*Your objective:* Tally the lines containing "වරඑළ" and report the number alone.

*Records for the task:*
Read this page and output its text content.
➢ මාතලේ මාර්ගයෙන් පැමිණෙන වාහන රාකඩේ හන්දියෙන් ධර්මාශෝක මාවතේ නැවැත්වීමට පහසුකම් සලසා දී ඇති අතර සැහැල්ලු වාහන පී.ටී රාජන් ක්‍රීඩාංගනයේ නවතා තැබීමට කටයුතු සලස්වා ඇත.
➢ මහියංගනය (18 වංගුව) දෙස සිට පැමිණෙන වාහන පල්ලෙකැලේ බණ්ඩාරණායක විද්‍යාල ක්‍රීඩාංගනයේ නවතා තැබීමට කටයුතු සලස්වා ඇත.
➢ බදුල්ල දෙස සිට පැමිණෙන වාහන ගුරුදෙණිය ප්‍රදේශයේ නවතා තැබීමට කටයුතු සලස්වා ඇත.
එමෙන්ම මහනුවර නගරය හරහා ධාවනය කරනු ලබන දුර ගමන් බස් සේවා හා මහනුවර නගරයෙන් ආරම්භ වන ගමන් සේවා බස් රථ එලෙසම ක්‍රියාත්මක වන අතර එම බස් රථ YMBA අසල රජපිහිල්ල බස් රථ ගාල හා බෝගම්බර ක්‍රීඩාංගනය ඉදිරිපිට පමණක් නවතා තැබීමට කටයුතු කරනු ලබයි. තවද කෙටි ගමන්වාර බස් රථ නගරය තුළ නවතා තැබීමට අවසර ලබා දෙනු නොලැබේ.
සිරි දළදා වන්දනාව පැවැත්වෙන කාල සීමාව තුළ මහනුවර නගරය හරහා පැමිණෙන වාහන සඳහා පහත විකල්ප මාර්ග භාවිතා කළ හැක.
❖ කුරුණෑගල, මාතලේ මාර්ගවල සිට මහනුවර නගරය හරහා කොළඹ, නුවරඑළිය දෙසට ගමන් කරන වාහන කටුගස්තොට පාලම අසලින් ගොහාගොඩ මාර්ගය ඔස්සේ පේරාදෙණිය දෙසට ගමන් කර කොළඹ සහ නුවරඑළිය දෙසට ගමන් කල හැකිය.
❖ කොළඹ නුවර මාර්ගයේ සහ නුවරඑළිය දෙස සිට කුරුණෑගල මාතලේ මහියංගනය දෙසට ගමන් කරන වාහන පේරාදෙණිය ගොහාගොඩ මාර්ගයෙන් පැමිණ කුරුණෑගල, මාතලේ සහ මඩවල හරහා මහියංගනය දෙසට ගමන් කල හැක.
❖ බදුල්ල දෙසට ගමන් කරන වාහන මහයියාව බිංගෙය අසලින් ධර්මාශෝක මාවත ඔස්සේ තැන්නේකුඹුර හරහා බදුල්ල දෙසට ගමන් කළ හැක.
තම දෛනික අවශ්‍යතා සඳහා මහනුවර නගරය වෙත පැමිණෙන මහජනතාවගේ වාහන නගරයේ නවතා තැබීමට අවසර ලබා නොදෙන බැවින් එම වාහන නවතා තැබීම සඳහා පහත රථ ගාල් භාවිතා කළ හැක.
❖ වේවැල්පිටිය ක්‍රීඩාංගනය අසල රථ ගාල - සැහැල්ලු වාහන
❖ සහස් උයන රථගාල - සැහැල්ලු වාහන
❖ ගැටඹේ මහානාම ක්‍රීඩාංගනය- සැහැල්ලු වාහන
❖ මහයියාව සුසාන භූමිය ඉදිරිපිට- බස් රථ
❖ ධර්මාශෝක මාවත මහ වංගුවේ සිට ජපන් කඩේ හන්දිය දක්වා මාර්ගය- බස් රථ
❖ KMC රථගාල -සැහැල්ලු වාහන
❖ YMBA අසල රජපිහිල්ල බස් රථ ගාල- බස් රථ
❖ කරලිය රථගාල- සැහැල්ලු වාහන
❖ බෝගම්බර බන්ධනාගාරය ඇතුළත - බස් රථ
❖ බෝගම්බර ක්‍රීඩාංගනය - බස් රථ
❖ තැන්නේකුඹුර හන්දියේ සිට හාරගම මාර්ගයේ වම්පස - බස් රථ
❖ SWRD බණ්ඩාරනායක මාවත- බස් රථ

*Final result:* 2